What is needed:
Omit all images. Write out the rest of the material exactly.

Data excerpts:
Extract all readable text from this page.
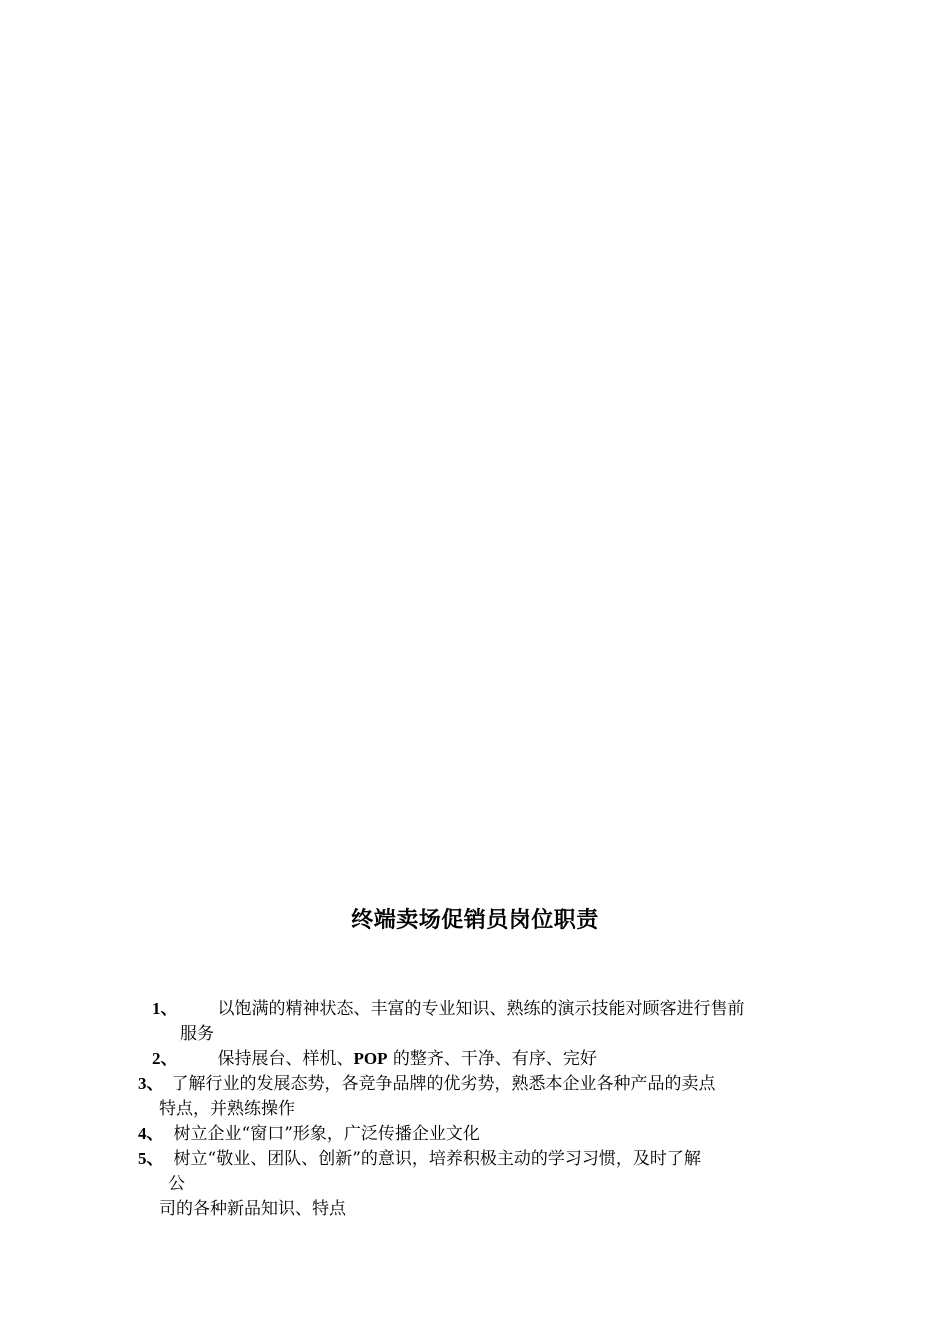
终端卖场促销员岗位职责
1、 以饱满的精神状态、丰富的专业知识、熟练的演示技能对顾客进行售前
服务
2、 保持展台、样机、POP 的整齐、干净、有序、完好
3、 了解行业的发展态势，各竞争品牌的优劣势，熟悉本企业各种产品的卖点
特点，并熟练操作
4、 树立企业“窗口”形象，广泛传播企业文化
5、 树立“敬业、团队、创新”的意识，培养积极主动的学习习惯，及时了解
公
司的各种新品知识、特点
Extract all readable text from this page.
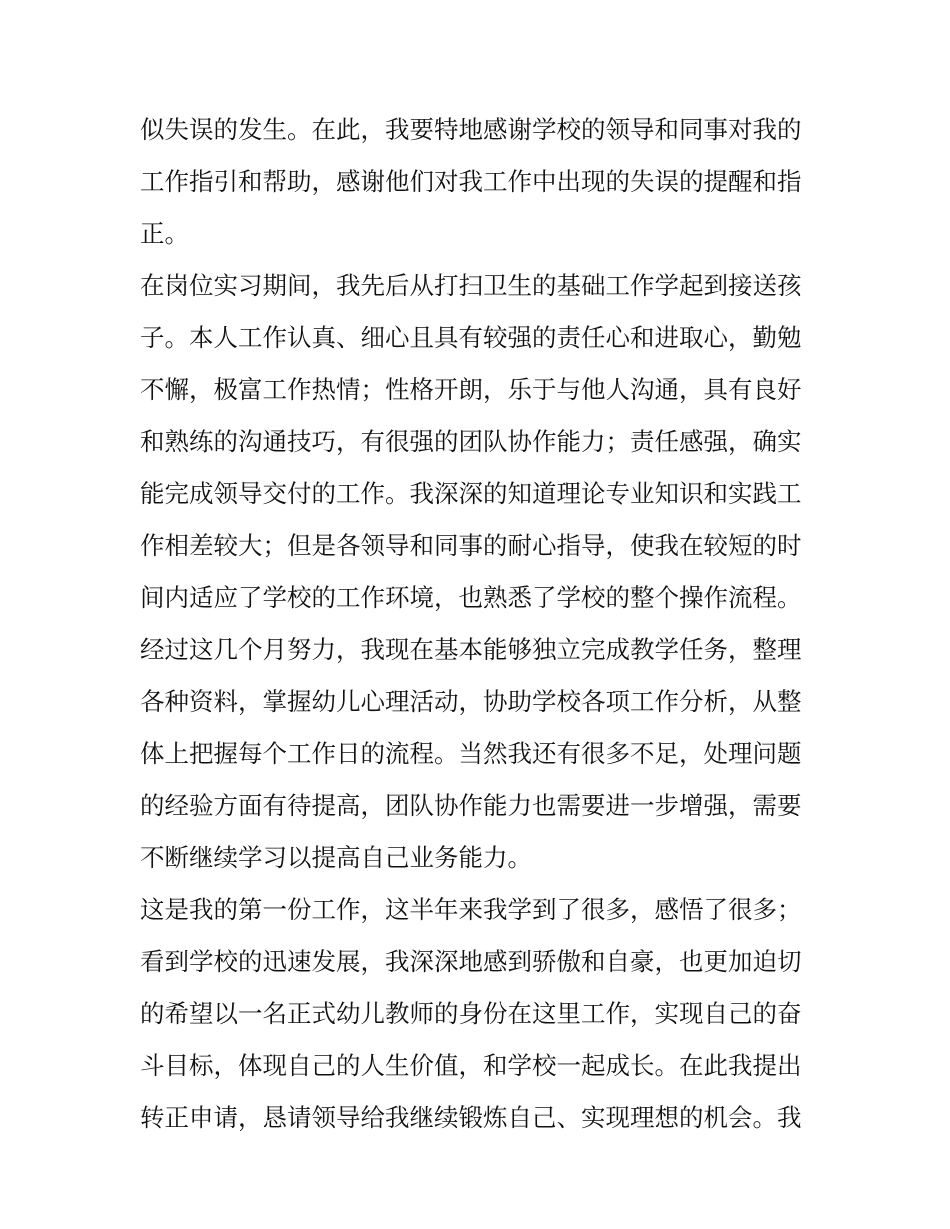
似失误的发生。在此，我要特地感谢学校的领导和同事对我的
工作指引和帮助，感谢他们对我工作中出现的失误的提醒和指
正。
在岗位实习期间，我先后从打扫卫生的基础工作学起到接送孩
子。本人工作认真、细心且具有较强的责任心和进取心，勤勉
不懈，极富工作热情；性格开朗，乐于与他人沟通，具有良好
和熟练的沟通技巧，有很强的团队协作能力；责任感强，确实
能完成领导交付的工作。我深深的知道理论专业知识和实践工
作相差较大；但是各领导和同事的耐心指导，使我在较短的时
间内适应了学校的工作环境，也熟悉了学校的整个操作流程。
经过这几个月努力，我现在基本能够独立完成教学任务，整理
各种资料，掌握幼儿心理活动，协助学校各项工作分析，从整
体上把握每个工作日的流程。当然我还有很多不足，处理问题
的经验方面有待提高，团队协作能力也需要进一步增强，需要
不断继续学习以提高自己业务能力。
这是我的第一份工作，这半年来我学到了很多，感悟了很多；
看到学校的迅速发展，我深深地感到骄傲和自豪，也更加迫切
的希望以一名正式幼儿教师的身份在这里工作，实现自己的奋
斗目标，体现自己的人生价值，和学校一起成长。在此我提出
转正申请，恳请领导给我继续锻炼自己、实现理想的机会。我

Expected answer:
Extract all readable text from this page.
终端卖场促销员岗位职责
1、 以饱满的精神状态、丰富的专业知识、熟练的演示技能对顾客进行售前
服务
2、 保持展台、样机、POP 的整齐、干净、有序、完好
3、 了解行业的发展态势，各竞争品牌的优劣势，熟悉本企业各种产品的卖点
特点，并熟练操作
4、 树立企业“窗口”形象，广泛传播企业文化
5、 树立“敬业、团队、创新”的意识，培养积极主动的学习习惯，及时了解
公
司的各种新品知识、特点
Extract all readable text from this page.
似失误的发生。在此，我要特地感谢学校的领导和同事对我的
工作指引和帮助，感谢他们对我工作中出现的失误的提醒和指
正。
在岗位实习期间，我先后从打扫卫生的基础工作学起到接送孩
子。本人工作认真、细心且具有较强的责任心和进取心，勤勉
不懈，极富工作热情；性格开朗，乐于与他人沟通，具有良好
和熟练的沟通技巧，有很强的团队协作能力；责任感强，确实
能完成领导交付的工作。我深深的知道理论专业知识和实践工
作相差较大；但是各领导和同事的耐心指导，使我在较短的时
间内适应了学校的工作环境，也熟悉了学校的整个操作流程。
经过这几个月努力，我现在基本能够独立完成教学任务，整理
各种资料，掌握幼儿心理活动，协助学校各项工作分析，从整
体上把握每个工作日的流程。当然我还有很多不足，处理问题
的经验方面有待提高，团队协作能力也需要进一步增强，需要
不断继续学习以提高自己业务能力。
这是我的第一份工作，这半年来我学到了很多，感悟了很多；
看到学校的迅速发展，我深深地感到骄傲和自豪，也更加迫切
的希望以一名正式幼儿教师的身份在这里工作，实现自己的奋
斗目标，体现自己的人生价值，和学校一起成长。在此我提出
转正申请，恳请领导给我继续锻炼自己、实现理想的机会。我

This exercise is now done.